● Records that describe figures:
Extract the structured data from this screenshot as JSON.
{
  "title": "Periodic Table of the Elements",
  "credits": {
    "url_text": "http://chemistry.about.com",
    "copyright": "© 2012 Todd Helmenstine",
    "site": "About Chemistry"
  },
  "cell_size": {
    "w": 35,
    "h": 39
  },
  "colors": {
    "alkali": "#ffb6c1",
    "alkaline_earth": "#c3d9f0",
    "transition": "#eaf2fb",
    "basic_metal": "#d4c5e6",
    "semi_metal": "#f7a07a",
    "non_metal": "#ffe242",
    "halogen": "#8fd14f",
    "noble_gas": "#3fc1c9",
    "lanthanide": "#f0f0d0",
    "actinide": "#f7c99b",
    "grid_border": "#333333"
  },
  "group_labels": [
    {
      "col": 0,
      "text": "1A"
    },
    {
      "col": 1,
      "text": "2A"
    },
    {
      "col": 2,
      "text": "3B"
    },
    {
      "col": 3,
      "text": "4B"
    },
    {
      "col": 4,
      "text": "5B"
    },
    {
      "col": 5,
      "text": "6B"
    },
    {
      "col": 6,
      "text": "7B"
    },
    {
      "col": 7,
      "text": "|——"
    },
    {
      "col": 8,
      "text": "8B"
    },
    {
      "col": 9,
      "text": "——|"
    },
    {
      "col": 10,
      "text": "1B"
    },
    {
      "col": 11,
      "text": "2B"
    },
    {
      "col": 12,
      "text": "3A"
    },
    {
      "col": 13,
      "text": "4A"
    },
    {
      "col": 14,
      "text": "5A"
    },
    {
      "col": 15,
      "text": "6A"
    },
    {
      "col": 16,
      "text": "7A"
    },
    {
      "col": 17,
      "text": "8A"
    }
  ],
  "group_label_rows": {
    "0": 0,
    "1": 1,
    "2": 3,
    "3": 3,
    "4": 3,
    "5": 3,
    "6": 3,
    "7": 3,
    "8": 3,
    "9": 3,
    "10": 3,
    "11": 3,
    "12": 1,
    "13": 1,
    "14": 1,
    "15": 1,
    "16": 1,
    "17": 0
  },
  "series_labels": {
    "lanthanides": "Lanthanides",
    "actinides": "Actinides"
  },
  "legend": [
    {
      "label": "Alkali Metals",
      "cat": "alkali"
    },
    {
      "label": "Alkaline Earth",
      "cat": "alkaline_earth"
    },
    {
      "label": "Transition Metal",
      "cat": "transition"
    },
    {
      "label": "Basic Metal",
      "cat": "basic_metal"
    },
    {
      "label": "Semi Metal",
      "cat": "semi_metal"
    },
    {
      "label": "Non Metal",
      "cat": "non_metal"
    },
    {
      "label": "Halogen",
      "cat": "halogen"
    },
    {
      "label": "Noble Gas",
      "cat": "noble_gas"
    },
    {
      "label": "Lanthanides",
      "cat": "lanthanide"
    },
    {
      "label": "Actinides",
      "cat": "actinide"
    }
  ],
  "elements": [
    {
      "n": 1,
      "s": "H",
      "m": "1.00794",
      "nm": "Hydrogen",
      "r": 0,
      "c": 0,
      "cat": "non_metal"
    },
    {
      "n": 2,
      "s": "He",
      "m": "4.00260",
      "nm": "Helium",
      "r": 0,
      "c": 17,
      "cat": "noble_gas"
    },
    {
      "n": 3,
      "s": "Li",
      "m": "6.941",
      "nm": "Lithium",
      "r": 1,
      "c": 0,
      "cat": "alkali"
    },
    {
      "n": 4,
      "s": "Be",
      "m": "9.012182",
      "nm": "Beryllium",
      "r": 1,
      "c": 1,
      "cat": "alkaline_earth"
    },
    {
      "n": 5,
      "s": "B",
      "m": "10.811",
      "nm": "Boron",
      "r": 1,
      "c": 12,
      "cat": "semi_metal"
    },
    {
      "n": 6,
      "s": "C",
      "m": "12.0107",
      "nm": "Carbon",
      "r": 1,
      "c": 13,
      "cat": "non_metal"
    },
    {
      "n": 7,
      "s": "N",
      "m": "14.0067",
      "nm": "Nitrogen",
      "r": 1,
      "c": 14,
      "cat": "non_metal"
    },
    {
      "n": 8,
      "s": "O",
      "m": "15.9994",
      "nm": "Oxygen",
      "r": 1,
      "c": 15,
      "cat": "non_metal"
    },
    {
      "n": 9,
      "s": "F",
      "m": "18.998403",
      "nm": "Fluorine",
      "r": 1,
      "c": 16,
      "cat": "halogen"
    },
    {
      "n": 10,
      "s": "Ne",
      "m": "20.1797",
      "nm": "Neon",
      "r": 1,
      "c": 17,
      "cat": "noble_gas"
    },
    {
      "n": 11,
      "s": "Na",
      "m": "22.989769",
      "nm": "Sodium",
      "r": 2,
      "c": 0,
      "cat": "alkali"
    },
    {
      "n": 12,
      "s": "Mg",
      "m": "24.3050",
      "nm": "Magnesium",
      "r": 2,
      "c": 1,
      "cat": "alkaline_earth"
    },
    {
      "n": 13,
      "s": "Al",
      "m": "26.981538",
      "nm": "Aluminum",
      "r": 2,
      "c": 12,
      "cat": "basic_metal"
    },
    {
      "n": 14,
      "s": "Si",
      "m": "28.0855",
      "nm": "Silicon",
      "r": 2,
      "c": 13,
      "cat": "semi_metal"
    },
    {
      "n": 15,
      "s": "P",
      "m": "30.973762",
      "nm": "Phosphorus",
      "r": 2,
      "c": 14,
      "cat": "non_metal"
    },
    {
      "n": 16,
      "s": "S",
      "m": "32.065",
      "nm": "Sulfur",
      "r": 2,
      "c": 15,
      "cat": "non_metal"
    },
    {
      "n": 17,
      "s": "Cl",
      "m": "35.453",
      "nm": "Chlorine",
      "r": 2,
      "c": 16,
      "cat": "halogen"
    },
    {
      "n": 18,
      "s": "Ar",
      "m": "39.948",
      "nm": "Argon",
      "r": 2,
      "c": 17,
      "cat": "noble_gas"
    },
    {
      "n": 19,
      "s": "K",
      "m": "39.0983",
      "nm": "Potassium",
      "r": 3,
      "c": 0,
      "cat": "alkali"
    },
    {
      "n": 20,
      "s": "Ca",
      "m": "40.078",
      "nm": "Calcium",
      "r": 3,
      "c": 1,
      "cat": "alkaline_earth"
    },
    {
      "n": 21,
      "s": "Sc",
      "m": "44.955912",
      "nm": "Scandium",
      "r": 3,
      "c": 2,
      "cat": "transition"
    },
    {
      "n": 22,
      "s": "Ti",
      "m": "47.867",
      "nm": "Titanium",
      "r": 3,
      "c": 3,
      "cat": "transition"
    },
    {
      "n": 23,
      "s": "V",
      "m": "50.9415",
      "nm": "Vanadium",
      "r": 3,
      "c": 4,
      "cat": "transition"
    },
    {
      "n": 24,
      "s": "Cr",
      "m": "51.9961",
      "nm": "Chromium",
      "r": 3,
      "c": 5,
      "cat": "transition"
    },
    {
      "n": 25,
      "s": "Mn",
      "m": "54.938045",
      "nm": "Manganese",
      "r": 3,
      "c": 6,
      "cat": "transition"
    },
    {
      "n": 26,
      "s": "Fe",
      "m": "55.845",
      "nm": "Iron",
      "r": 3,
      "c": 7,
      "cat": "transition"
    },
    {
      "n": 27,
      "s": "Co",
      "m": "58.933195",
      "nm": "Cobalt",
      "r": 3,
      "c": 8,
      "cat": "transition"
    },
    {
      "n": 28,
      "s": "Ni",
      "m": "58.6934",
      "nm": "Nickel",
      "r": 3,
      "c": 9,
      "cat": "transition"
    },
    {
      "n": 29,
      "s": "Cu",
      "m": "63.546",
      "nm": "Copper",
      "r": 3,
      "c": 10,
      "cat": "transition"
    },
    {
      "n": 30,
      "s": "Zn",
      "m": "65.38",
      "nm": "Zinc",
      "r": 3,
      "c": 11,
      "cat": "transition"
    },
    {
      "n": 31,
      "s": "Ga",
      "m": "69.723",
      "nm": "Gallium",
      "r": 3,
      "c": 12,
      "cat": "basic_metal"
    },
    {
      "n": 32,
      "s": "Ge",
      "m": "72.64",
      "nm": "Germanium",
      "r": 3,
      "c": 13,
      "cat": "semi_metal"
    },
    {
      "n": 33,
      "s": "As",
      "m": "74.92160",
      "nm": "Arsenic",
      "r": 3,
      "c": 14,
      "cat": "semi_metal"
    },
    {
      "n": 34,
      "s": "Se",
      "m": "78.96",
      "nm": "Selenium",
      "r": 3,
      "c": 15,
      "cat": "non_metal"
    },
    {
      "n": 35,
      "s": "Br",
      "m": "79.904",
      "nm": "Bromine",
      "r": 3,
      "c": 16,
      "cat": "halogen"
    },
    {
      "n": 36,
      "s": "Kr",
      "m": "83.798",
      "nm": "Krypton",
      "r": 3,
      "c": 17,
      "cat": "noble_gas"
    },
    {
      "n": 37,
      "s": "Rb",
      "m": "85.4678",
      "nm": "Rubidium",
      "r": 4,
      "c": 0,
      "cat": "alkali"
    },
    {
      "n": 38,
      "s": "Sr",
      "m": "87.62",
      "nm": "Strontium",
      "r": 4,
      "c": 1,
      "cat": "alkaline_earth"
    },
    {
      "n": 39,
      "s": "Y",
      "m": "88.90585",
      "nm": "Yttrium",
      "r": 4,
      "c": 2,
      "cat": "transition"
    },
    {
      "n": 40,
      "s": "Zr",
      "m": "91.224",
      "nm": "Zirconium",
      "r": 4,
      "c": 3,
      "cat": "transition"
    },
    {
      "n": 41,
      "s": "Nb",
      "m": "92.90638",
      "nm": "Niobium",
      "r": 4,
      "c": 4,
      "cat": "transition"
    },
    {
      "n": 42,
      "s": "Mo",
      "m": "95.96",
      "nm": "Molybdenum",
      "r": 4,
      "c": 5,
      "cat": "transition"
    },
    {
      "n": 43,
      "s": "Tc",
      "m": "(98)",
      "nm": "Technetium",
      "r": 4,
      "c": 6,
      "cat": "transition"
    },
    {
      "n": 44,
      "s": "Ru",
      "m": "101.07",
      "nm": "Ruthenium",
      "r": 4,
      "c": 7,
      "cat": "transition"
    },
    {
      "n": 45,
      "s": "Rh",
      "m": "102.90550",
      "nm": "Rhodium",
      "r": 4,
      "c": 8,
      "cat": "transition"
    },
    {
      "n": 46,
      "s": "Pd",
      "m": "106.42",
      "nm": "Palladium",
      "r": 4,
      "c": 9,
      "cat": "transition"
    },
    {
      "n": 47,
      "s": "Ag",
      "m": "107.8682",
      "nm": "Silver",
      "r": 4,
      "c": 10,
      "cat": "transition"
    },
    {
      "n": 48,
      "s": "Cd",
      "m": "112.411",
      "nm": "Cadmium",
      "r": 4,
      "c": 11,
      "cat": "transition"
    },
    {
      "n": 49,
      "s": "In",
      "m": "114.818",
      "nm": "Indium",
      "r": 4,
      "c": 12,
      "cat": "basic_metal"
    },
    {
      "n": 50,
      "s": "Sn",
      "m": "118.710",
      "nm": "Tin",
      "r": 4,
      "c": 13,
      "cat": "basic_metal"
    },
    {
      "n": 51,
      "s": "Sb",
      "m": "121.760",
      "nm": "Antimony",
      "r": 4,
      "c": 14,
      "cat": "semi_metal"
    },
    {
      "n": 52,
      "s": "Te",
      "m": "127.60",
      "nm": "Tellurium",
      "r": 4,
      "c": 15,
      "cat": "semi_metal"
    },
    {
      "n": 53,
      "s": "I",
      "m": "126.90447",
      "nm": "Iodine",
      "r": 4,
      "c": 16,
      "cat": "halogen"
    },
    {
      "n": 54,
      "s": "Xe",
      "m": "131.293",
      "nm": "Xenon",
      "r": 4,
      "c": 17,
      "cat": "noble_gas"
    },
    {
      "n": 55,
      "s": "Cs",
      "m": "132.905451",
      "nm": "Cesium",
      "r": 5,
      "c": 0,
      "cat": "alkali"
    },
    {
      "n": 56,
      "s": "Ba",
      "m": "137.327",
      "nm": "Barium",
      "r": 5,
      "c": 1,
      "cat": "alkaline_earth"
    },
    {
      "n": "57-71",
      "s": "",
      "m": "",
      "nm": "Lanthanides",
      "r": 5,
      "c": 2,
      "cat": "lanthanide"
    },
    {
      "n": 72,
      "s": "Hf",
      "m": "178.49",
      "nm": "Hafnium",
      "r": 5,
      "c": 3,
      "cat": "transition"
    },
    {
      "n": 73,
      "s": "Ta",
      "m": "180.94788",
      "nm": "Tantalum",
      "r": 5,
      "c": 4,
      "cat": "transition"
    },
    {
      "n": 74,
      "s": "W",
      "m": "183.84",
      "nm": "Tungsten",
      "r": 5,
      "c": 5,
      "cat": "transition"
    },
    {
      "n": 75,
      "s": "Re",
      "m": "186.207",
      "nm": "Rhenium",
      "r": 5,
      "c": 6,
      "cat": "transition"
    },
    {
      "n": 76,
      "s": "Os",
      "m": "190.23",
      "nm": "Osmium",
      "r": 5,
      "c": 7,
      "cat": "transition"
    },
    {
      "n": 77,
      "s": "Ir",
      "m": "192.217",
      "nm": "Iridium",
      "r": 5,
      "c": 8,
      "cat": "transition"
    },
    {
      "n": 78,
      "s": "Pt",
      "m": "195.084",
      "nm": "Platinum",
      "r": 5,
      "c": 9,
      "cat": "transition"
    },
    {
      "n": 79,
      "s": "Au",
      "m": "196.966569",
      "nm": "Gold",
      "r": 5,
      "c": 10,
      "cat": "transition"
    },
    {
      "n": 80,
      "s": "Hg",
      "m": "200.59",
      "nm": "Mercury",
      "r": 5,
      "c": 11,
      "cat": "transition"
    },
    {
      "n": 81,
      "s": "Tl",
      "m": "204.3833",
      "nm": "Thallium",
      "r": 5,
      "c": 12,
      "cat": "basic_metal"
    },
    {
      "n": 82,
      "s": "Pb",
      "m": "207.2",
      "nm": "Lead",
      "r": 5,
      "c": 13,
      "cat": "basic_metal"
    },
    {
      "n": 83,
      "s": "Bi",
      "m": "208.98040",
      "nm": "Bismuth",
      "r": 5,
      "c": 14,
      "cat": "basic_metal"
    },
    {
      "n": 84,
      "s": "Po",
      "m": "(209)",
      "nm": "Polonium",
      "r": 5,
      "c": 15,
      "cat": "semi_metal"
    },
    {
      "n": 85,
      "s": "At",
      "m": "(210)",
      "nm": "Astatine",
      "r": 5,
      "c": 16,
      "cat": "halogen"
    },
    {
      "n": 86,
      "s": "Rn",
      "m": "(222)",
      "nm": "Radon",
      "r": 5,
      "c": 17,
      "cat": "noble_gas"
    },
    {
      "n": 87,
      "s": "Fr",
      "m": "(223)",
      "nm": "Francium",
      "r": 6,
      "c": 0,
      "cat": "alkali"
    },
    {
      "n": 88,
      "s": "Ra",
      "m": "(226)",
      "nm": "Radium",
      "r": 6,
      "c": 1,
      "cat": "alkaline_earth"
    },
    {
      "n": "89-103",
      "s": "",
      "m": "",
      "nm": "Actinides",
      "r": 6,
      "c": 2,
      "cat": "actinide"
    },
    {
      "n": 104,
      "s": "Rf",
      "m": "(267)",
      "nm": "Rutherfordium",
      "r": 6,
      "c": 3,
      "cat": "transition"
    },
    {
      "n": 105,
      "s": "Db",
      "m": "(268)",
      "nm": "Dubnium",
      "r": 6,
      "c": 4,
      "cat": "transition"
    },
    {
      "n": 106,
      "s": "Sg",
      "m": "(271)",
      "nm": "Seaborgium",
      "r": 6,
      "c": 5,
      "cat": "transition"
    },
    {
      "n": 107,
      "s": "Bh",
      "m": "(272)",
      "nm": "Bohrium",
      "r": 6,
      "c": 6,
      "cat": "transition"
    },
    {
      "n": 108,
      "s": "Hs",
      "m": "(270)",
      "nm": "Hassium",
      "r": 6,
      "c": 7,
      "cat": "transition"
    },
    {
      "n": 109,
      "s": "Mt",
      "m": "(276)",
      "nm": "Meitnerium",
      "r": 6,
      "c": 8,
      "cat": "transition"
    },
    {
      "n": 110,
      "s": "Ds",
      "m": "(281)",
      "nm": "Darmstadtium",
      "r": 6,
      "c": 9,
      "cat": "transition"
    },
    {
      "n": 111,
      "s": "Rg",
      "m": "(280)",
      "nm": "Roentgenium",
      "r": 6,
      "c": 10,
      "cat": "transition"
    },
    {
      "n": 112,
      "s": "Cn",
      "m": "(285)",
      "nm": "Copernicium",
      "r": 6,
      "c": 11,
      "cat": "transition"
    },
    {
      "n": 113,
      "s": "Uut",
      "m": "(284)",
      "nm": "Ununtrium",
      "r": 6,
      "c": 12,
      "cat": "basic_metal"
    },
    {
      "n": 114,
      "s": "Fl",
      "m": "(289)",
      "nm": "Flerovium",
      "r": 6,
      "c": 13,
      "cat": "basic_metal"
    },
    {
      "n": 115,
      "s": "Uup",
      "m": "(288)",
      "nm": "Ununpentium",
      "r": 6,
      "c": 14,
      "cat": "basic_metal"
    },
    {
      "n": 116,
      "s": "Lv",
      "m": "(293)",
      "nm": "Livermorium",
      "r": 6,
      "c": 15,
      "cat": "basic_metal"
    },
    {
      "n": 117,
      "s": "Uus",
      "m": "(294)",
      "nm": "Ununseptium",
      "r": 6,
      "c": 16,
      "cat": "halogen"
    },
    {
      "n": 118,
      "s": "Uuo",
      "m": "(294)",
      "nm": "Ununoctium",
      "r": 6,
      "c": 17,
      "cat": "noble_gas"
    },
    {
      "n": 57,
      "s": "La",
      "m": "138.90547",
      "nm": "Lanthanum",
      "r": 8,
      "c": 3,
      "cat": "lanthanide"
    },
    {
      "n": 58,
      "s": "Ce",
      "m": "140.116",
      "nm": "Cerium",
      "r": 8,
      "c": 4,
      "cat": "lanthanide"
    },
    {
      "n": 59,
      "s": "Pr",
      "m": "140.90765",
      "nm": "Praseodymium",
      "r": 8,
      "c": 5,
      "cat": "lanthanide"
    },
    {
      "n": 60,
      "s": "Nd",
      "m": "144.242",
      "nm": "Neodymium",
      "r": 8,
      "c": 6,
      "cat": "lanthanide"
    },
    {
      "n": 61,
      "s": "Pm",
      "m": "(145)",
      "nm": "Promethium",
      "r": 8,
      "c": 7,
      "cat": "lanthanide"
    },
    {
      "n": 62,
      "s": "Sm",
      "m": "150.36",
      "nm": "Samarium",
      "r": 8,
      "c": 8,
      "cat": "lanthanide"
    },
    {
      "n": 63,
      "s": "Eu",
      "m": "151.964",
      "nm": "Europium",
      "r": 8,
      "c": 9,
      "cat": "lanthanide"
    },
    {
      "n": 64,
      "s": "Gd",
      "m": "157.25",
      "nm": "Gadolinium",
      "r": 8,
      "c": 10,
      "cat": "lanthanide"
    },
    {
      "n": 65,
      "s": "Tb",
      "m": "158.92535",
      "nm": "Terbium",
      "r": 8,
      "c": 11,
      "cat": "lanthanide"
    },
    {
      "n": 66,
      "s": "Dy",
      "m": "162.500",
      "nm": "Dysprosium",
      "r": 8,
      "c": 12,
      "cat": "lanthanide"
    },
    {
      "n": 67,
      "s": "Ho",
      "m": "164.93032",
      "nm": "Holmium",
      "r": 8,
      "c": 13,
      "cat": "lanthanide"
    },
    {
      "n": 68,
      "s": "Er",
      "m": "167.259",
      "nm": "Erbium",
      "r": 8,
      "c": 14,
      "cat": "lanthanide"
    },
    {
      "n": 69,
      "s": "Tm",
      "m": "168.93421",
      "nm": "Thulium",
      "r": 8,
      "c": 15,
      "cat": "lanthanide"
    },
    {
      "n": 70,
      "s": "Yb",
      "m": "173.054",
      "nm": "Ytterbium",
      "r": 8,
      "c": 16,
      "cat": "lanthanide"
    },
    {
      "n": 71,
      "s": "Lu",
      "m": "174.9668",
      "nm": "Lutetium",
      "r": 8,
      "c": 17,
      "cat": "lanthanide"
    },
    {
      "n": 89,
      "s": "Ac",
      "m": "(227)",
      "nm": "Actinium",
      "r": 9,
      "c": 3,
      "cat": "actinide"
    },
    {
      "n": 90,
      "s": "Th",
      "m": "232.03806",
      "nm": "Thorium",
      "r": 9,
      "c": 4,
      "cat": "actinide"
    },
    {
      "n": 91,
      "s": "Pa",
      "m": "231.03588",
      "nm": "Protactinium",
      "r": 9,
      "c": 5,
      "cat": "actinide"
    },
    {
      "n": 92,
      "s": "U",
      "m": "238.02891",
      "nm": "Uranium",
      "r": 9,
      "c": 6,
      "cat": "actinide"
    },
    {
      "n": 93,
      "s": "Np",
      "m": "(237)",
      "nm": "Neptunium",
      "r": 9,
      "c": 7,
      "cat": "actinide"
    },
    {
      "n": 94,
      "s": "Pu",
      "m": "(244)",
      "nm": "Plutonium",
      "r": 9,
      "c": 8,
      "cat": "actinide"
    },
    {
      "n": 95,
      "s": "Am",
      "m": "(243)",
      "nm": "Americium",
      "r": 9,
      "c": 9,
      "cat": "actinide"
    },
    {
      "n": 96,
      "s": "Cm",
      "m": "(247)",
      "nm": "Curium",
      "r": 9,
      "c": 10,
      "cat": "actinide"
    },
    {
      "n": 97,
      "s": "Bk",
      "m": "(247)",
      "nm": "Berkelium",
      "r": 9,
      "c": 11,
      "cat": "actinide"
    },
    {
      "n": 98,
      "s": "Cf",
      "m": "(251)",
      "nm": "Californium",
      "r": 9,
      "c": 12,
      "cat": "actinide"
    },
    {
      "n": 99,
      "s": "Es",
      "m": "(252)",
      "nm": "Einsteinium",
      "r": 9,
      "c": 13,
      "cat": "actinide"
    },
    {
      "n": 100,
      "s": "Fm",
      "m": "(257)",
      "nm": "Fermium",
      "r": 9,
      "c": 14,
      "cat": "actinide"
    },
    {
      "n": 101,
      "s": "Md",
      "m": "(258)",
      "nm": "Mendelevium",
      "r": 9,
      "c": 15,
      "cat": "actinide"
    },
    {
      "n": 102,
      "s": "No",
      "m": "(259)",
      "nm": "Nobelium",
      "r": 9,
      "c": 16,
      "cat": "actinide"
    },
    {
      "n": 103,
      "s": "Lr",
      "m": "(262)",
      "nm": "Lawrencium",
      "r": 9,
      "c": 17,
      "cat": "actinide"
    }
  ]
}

● OBJECTIVE:
Where a line above includes "Actinides", copy that line.

● RESULT FOR THIS EXERCISE:
    "actinides": "Actinides"
      "label": "Actinides",
      "nm": "Actinides",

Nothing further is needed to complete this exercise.